What this task involves
Transcribe the records below in full; pictures stay out of the copy.

Records for processing
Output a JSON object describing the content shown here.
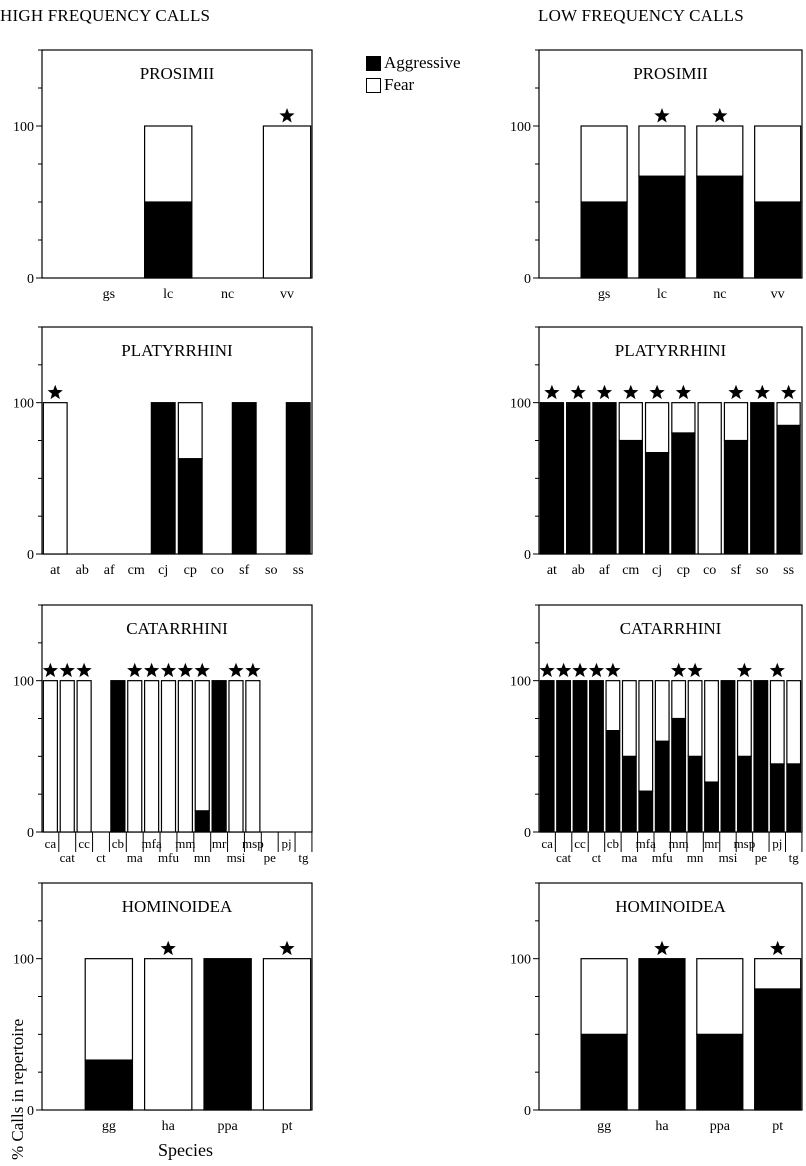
{
  "headers": {
    "high": "HIGH FREQUENCY CALLS",
    "low": "LOW FREQUENCY CALLS"
  },
  "legend": {
    "aggressive": "Aggressive",
    "fear": "Fear"
  },
  "axis": {
    "ylabel": "% Calls in repertoire",
    "xlabel": "Species"
  },
  "colors": {
    "aggressive": "#000000",
    "fear": "#ffffff",
    "stroke": "#000000"
  },
  "chart_data": [
    {
      "type": "bar",
      "stacked": true,
      "title": "PROSIMII",
      "column": "HIGH FREQUENCY CALLS",
      "categories": [
        "gs",
        "lc",
        "nc",
        "vv"
      ],
      "series": [
        {
          "name": "Aggressive",
          "values": [
            0,
            50,
            0,
            0
          ]
        },
        {
          "name": "Fear",
          "values": [
            0,
            50,
            0,
            100
          ]
        }
      ],
      "starred": [
        "vv"
      ],
      "yticks": [
        0,
        100
      ],
      "ylim": [
        0,
        150
      ]
    },
    {
      "type": "bar",
      "stacked": true,
      "title": "PROSIMII",
      "column": "LOW FREQUENCY CALLS",
      "categories": [
        "gs",
        "lc",
        "nc",
        "vv"
      ],
      "series": [
        {
          "name": "Aggressive",
          "values": [
            50,
            67,
            67,
            50
          ]
        },
        {
          "name": "Fear",
          "values": [
            50,
            33,
            33,
            50
          ]
        }
      ],
      "starred": [
        "lc",
        "nc"
      ],
      "yticks": [
        0,
        100
      ],
      "ylim": [
        0,
        150
      ]
    },
    {
      "type": "bar",
      "stacked": true,
      "title": "PLATYRRHINI",
      "column": "HIGH FREQUENCY CALLS",
      "categories": [
        "at",
        "ab",
        "af",
        "cm",
        "cj",
        "cp",
        "co",
        "sf",
        "so",
        "ss"
      ],
      "series": [
        {
          "name": "Aggressive",
          "values": [
            0,
            0,
            0,
            0,
            100,
            63,
            0,
            100,
            0,
            100
          ]
        },
        {
          "name": "Fear",
          "values": [
            100,
            0,
            0,
            0,
            0,
            37,
            0,
            0,
            0,
            0
          ]
        }
      ],
      "starred": [
        "at"
      ],
      "yticks": [
        0,
        100
      ],
      "ylim": [
        0,
        150
      ]
    },
    {
      "type": "bar",
      "stacked": true,
      "title": "PLATYRRHINI",
      "column": "LOW FREQUENCY CALLS",
      "categories": [
        "at",
        "ab",
        "af",
        "cm",
        "cj",
        "cp",
        "co",
        "sf",
        "so",
        "ss"
      ],
      "series": [
        {
          "name": "Aggressive",
          "values": [
            100,
            100,
            100,
            75,
            67,
            80,
            0,
            75,
            100,
            85
          ]
        },
        {
          "name": "Fear",
          "values": [
            0,
            0,
            0,
            25,
            33,
            20,
            100,
            25,
            0,
            15
          ]
        }
      ],
      "starred": [
        "at",
        "ab",
        "af",
        "cm",
        "cj",
        "cp",
        "sf",
        "so",
        "ss"
      ],
      "yticks": [
        0,
        100
      ],
      "ylim": [
        0,
        150
      ]
    },
    {
      "type": "bar",
      "stacked": true,
      "title": "CATARRHINI",
      "column": "HIGH FREQUENCY CALLS",
      "categories": [
        "ca",
        "cat",
        "cc",
        "ct",
        "cb",
        "ma",
        "mfa",
        "mfu",
        "mm",
        "mn",
        "mr",
        "msi",
        "msp",
        "pe",
        "pj",
        "tg"
      ],
      "series": [
        {
          "name": "Aggressive",
          "values": [
            0,
            0,
            0,
            0,
            100,
            0,
            0,
            0,
            0,
            14,
            100,
            0,
            0,
            0,
            0,
            0
          ]
        },
        {
          "name": "Fear",
          "values": [
            100,
            100,
            100,
            0,
            0,
            100,
            100,
            100,
            100,
            86,
            0,
            100,
            100,
            0,
            0,
            0
          ]
        }
      ],
      "starred": [
        "ca",
        "cat",
        "cc",
        "ma",
        "mfa",
        "mfu",
        "mm",
        "mn",
        "msi",
        "msp"
      ],
      "yticks": [
        0,
        100
      ],
      "ylim": [
        0,
        150
      ]
    },
    {
      "type": "bar",
      "stacked": true,
      "title": "CATARRHINI",
      "column": "LOW FREQUENCY CALLS",
      "categories": [
        "ca",
        "cat",
        "cc",
        "ct",
        "cb",
        "ma",
        "mfa",
        "mfu",
        "mm",
        "mn",
        "mr",
        "msi",
        "msp",
        "pe",
        "pj",
        "tg"
      ],
      "series": [
        {
          "name": "Aggressive",
          "values": [
            100,
            100,
            100,
            100,
            67,
            50,
            27,
            60,
            75,
            50,
            33,
            100,
            50,
            100,
            45,
            45
          ]
        },
        {
          "name": "Fear",
          "values": [
            0,
            0,
            0,
            0,
            33,
            50,
            73,
            40,
            25,
            50,
            67,
            0,
            50,
            0,
            55,
            55
          ]
        }
      ],
      "starred": [
        "ca",
        "cat",
        "cc",
        "ct",
        "cb",
        "mm",
        "mn",
        "msp",
        "pj"
      ],
      "yticks": [
        0,
        100
      ],
      "ylim": [
        0,
        150
      ]
    },
    {
      "type": "bar",
      "stacked": true,
      "title": "HOMINOIDEA",
      "column": "HIGH FREQUENCY CALLS",
      "categories": [
        "gg",
        "ha",
        "ppa",
        "pt"
      ],
      "series": [
        {
          "name": "Aggressive",
          "values": [
            33,
            0,
            100,
            0
          ]
        },
        {
          "name": "Fear",
          "values": [
            67,
            100,
            0,
            100
          ]
        }
      ],
      "starred": [
        "ha",
        "pt"
      ],
      "yticks": [
        0,
        100
      ],
      "ylim": [
        0,
        150
      ]
    },
    {
      "type": "bar",
      "stacked": true,
      "title": "HOMINOIDEA",
      "column": "LOW FREQUENCY CALLS",
      "categories": [
        "gg",
        "ha",
        "ppa",
        "pt"
      ],
      "series": [
        {
          "name": "Aggressive",
          "values": [
            50,
            100,
            50,
            80
          ]
        },
        {
          "name": "Fear",
          "values": [
            50,
            0,
            50,
            20
          ]
        }
      ],
      "starred": [
        "ha",
        "pt"
      ],
      "yticks": [
        0,
        100
      ],
      "ylim": [
        0,
        150
      ]
    }
  ]
}
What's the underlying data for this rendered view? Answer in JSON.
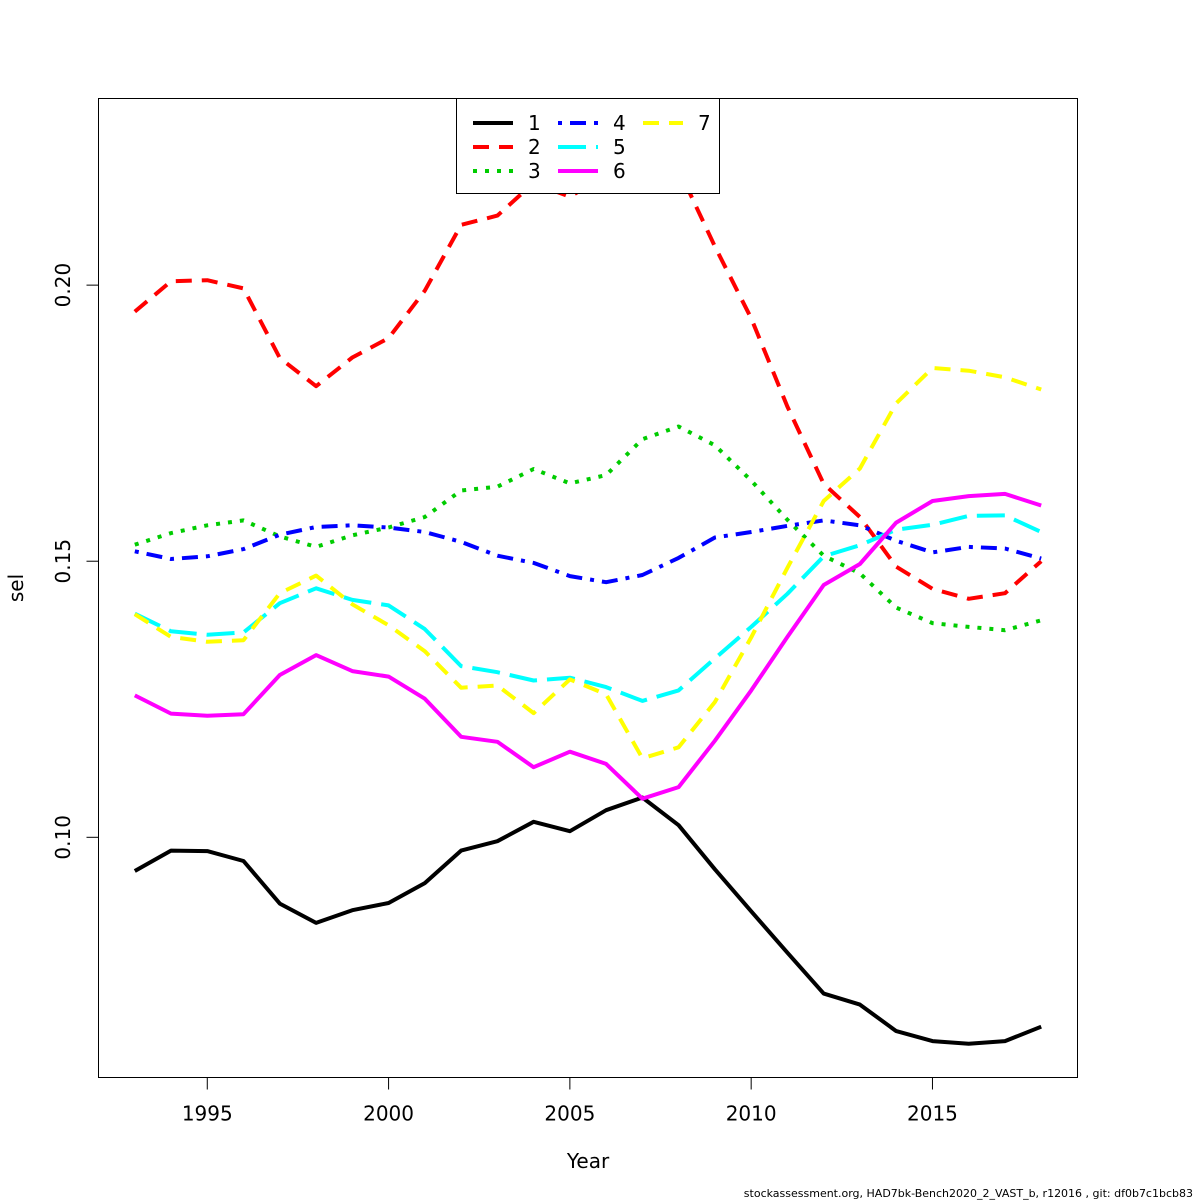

Written reply
Output a JSON object describing the content shown here.
{
  "headers": {
    "high": "HIGH FREQUENCY CALLS",
    "low": "LOW FREQUENCY CALLS"
  },
  "legend": {
    "aggressive": "Aggressive",
    "fear": "Fear"
  },
  "axis": {
    "ylabel": "% Calls in repertoire",
    "xlabel": "Species"
  },
  "colors": {
    "aggressive": "#000000",
    "fear": "#ffffff",
    "stroke": "#000000"
  },
  "chart_data": [
    {
      "type": "bar",
      "stacked": true,
      "title": "PROSIMII",
      "column": "HIGH FREQUENCY CALLS",
      "categories": [
        "gs",
        "lc",
        "nc",
        "vv"
      ],
      "series": [
        {
          "name": "Aggressive",
          "values": [
            0,
            50,
            0,
            0
          ]
        },
        {
          "name": "Fear",
          "values": [
            0,
            50,
            0,
            100
          ]
        }
      ],
      "starred": [
        "vv"
      ],
      "yticks": [
        0,
        100
      ],
      "ylim": [
        0,
        150
      ]
    },
    {
      "type": "bar",
      "stacked": true,
      "title": "PROSIMII",
      "column": "LOW FREQUENCY CALLS",
      "categories": [
        "gs",
        "lc",
        "nc",
        "vv"
      ],
      "series": [
        {
          "name": "Aggressive",
          "values": [
            50,
            67,
            67,
            50
          ]
        },
        {
          "name": "Fear",
          "values": [
            50,
            33,
            33,
            50
          ]
        }
      ],
      "starred": [
        "lc",
        "nc"
      ],
      "yticks": [
        0,
        100
      ],
      "ylim": [
        0,
        150
      ]
    },
    {
      "type": "bar",
      "stacked": true,
      "title": "PLATYRRHINI",
      "column": "HIGH FREQUENCY CALLS",
      "categories": [
        "at",
        "ab",
        "af",
        "cm",
        "cj",
        "cp",
        "co",
        "sf",
        "so",
        "ss"
      ],
      "series": [
        {
          "name": "Aggressive",
          "values": [
            0,
            0,
            0,
            0,
            100,
            63,
            0,
            100,
            0,
            100
          ]
        },
        {
          "name": "Fear",
          "values": [
            100,
            0,
            0,
            0,
            0,
            37,
            0,
            0,
            0,
            0
          ]
        }
      ],
      "starred": [
        "at"
      ],
      "yticks": [
        0,
        100
      ],
      "ylim": [
        0,
        150
      ]
    },
    {
      "type": "bar",
      "stacked": true,
      "title": "PLATYRRHINI",
      "column": "LOW FREQUENCY CALLS",
      "categories": [
        "at",
        "ab",
        "af",
        "cm",
        "cj",
        "cp",
        "co",
        "sf",
        "so",
        "ss"
      ],
      "series": [
        {
          "name": "Aggressive",
          "values": [
            100,
            100,
            100,
            75,
            67,
            80,
            0,
            75,
            100,
            85
          ]
        },
        {
          "name": "Fear",
          "values": [
            0,
            0,
            0,
            25,
            33,
            20,
            100,
            25,
            0,
            15
          ]
        }
      ],
      "starred": [
        "at",
        "ab",
        "af",
        "cm",
        "cj",
        "cp",
        "sf",
        "so",
        "ss"
      ],
      "yticks": [
        0,
        100
      ],
      "ylim": [
        0,
        150
      ]
    },
    {
      "type": "bar",
      "stacked": true,
      "title": "CATARRHINI",
      "column": "HIGH FREQUENCY CALLS",
      "categories": [
        "ca",
        "cat",
        "cc",
        "ct",
        "cb",
        "ma",
        "mfa",
        "mfu",
        "mm",
        "mn",
        "mr",
        "msi",
        "msp",
        "pe",
        "pj",
        "tg"
      ],
      "series": [
        {
          "name": "Aggressive",
          "values": [
            0,
            0,
            0,
            0,
            100,
            0,
            0,
            0,
            0,
            14,
            100,
            0,
            0,
            0,
            0,
            0
          ]
        },
        {
          "name": "Fear",
          "values": [
            100,
            100,
            100,
            0,
            0,
            100,
            100,
            100,
            100,
            86,
            0,
            100,
            100,
            0,
            0,
            0
          ]
        }
      ],
      "starred": [
        "ca",
        "cat",
        "cc",
        "ma",
        "mfa",
        "mfu",
        "mm",
        "mn",
        "msi",
        "msp"
      ],
      "yticks": [
        0,
        100
      ],
      "ylim": [
        0,
        150
      ]
    },
    {
      "type": "bar",
      "stacked": true,
      "title": "CATARRHINI",
      "column": "LOW FREQUENCY CALLS",
      "categories": [
        "ca",
        "cat",
        "cc",
        "ct",
        "cb",
        "ma",
        "mfa",
        "mfu",
        "mm",
        "mn",
        "mr",
        "msi",
        "msp",
        "pe",
        "pj",
        "tg"
      ],
      "series": [
        {
          "name": "Aggressive",
          "values": [
            100,
            100,
            100,
            100,
            67,
            50,
            27,
            60,
            75,
            50,
            33,
            100,
            50,
            100,
            45,
            45
          ]
        },
        {
          "name": "Fear",
          "values": [
            0,
            0,
            0,
            0,
            33,
            50,
            73,
            40,
            25,
            50,
            67,
            0,
            50,
            0,
            55,
            55
          ]
        }
      ],
      "starred": [
        "ca",
        "cat",
        "cc",
        "ct",
        "cb",
        "mm",
        "mn",
        "msp",
        "pj"
      ],
      "yticks": [
        0,
        100
      ],
      "ylim": [
        0,
        150
      ]
    },
    {
      "type": "bar",
      "stacked": true,
      "title": "HOMINOIDEA",
      "column": "HIGH FREQUENCY CALLS",
      "categories": [
        "gg",
        "ha",
        "ppa",
        "pt"
      ],
      "series": [
        {
          "name": "Aggressive",
          "values": [
            33,
            0,
            100,
            0
          ]
        },
        {
          "name": "Fear",
          "values": [
            67,
            100,
            0,
            100
          ]
        }
      ],
      "starred": [
        "ha",
        "pt"
      ],
      "yticks": [
        0,
        100
      ],
      "ylim": [
        0,
        150
      ]
    },
    {
      "type": "bar",
      "stacked": true,
      "title": "HOMINOIDEA",
      "column": "LOW FREQUENCY CALLS",
      "categories": [
        "gg",
        "ha",
        "ppa",
        "pt"
      ],
      "series": [
        {
          "name": "Aggressive",
          "values": [
            50,
            100,
            50,
            80
          ]
        },
        {
          "name": "Fear",
          "values": [
            50,
            0,
            50,
            20
          ]
        }
      ],
      "starred": [
        "ha",
        "pt"
      ],
      "yticks": [
        0,
        100
      ],
      "ylim": [
        0,
        150
      ]
    }
  ]
}
What's the underlying data for this rendered view? Answer in JSON.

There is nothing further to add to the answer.